Stated exercise: Retype every line from the one containing "OCR this image." through the last line of the records below, both included; leave out the pictures.

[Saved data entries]
>> begin

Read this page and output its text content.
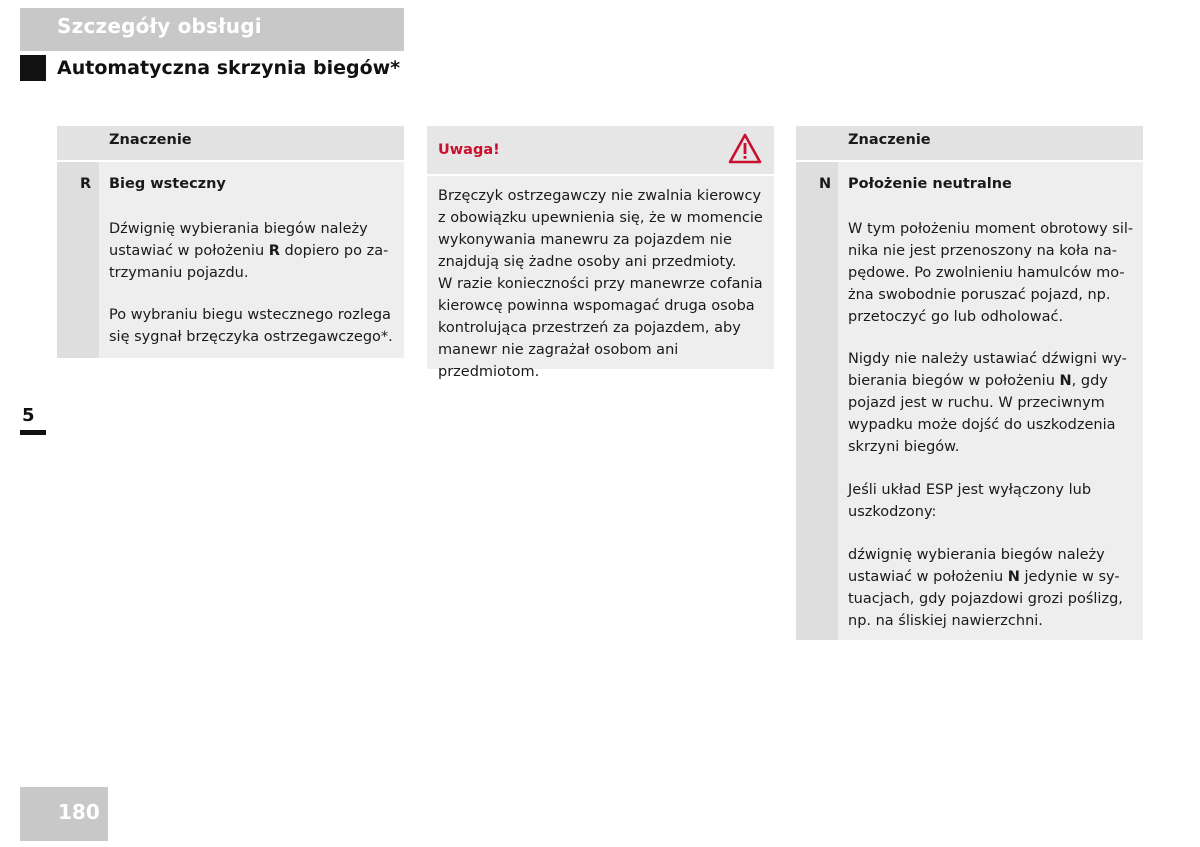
Szczegóły obsługi
Automatyczna skrzynia biegów*
Znaczenie
R Bieg wsteczny
Dźwignię wybierania biegów należy
ustawiać w położeniu R dopiero po za-
trzymaniu pojazdu.
Po wybraniu biegu wstecznego rozlega
się sygnał brzęczyka ostrzegawczego*.
Uwaga!
Brzęczyk ostrzegawczy nie zwalnia kierowcy
z obowiązku upewnienia się, że w momencie
wykonywania manewru za pojazdem nie
znajdują się żadne osoby ani przedmioty.
W razie konieczności przy manewrze cofania
kierowcę powinna wspomagać druga osoba
kontrolująca przestrzeń za pojazdem, aby
manewr nie zagrażał osobom ani przedmiotom.
Znaczenie
N Położenie neutralne
W tym położeniu moment obrotowy sil-
nika nie jest przenoszony na koła na-
pędowe. Po zwolnieniu hamulców mo-
żna swobodnie poruszać pojazd, np.
przetoczyć go lub odholować.
Nigdy nie należy ustawiać dźwigni wy-
bierania biegów w położeniu N, gdy
pojazd jest w ruchu. W przeciwnym
wypadku może dojść do uszkodzenia
skrzyni biegów.
Jeśli układ ESP jest wyłączony lub
uszkodzony:
dźwignię wybierania biegów należy
ustawiać w położeniu N jedynie w sy-
tuacjach, gdy pojazdowi grozi poślizg,
np. na śliskiej nawierzchni.
5
180
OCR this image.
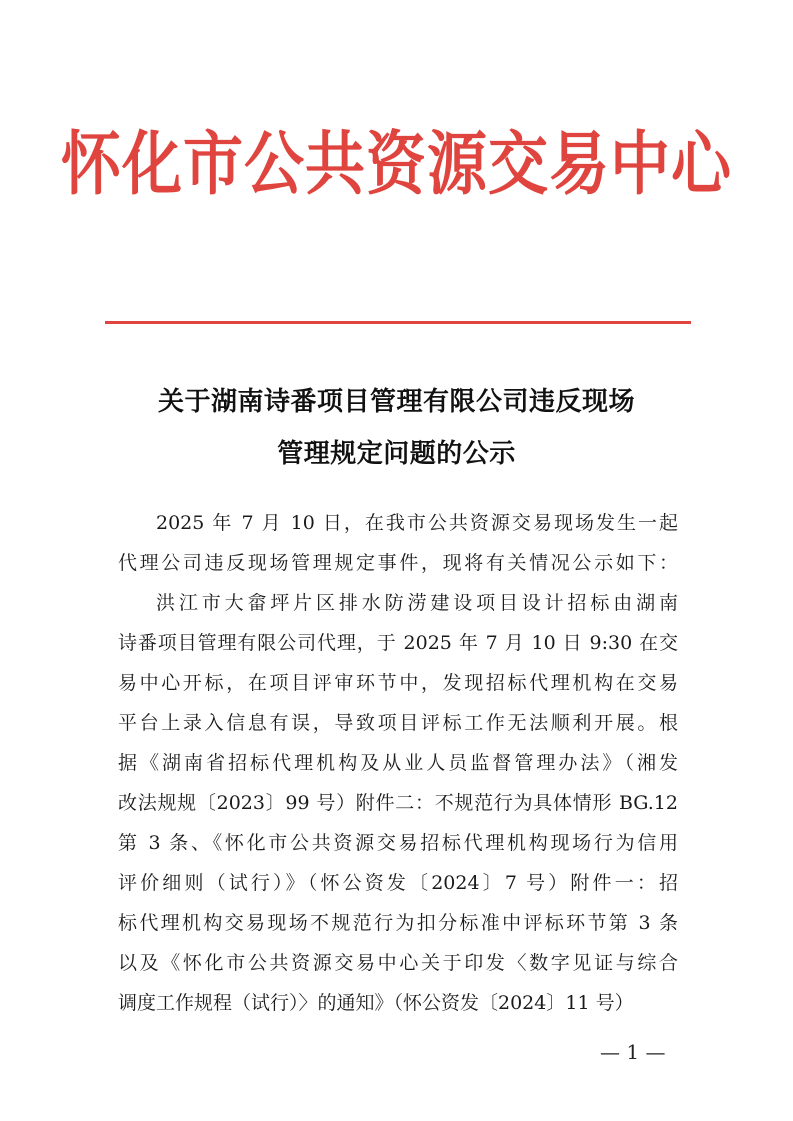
怀化市公共资源交易中心
关于湖南诗番项目管理有限公司违反现场
管理规定问题的公示
2025 年 7 月 10 日，在我市公共资源交易现场发生一起
代理公司违反现场管理规定事件，现将有关情况公示如下：
洪江市大畲坪片区排水防涝建设项目设计招标由湖南
诗番项目管理有限公司代理，于 2025 年 7 月 10 日 9:30 在交
易中心开标，在项目评审环节中，发现招标代理机构在交易
平台上录入信息有误，导致项目评标工作无法顺利开展。根
据《湖南省招标代理机构及从业人员监督管理办法》（湘发
改法规规〔2023〕99 号）附件二：不规范行为具体情形 BG.12
第 3 条、《怀化市公共资源交易招标代理机构现场行为信用
评价细则（试行）》（怀公资发〔2024〕7 号）附件一：招
标代理机构交易现场不规范行为扣分标准中评标环节第 3 条
以及《怀化市公共资源交易中心关于印发〈数字见证与综合
调度工作规程（试行）〉的通知》（怀公资发〔2024〕11 号）
— 1 —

>> end

Expected answer:
OCR this image.
怀化市公共资源交易中心
关于湖南诗番项目管理有限公司违反现场
管理规定问题的公示
2025 年 7 月 10 日，在我市公共资源交易现场发生一起
代理公司违反现场管理规定事件，现将有关情况公示如下：
洪江市大畲坪片区排水防涝建设项目设计招标由湖南
诗番项目管理有限公司代理，于 2025 年 7 月 10 日 9:30 在交
易中心开标，在项目评审环节中，发现招标代理机构在交易
平台上录入信息有误，导致项目评标工作无法顺利开展。根
据《湖南省招标代理机构及从业人员监督管理办法》（湘发
改法规规〔2023〕99 号）附件二：不规范行为具体情形 BG.12
第 3 条、《怀化市公共资源交易招标代理机构现场行为信用
评价细则（试行）》（怀公资发〔2024〕7 号）附件一：招
标代理机构交易现场不规范行为扣分标准中评标环节第 3 条
以及《怀化市公共资源交易中心关于印发〈数字见证与综合
调度工作规程（试行）〉的通知》（怀公资发〔2024〕11 号）
— 1 —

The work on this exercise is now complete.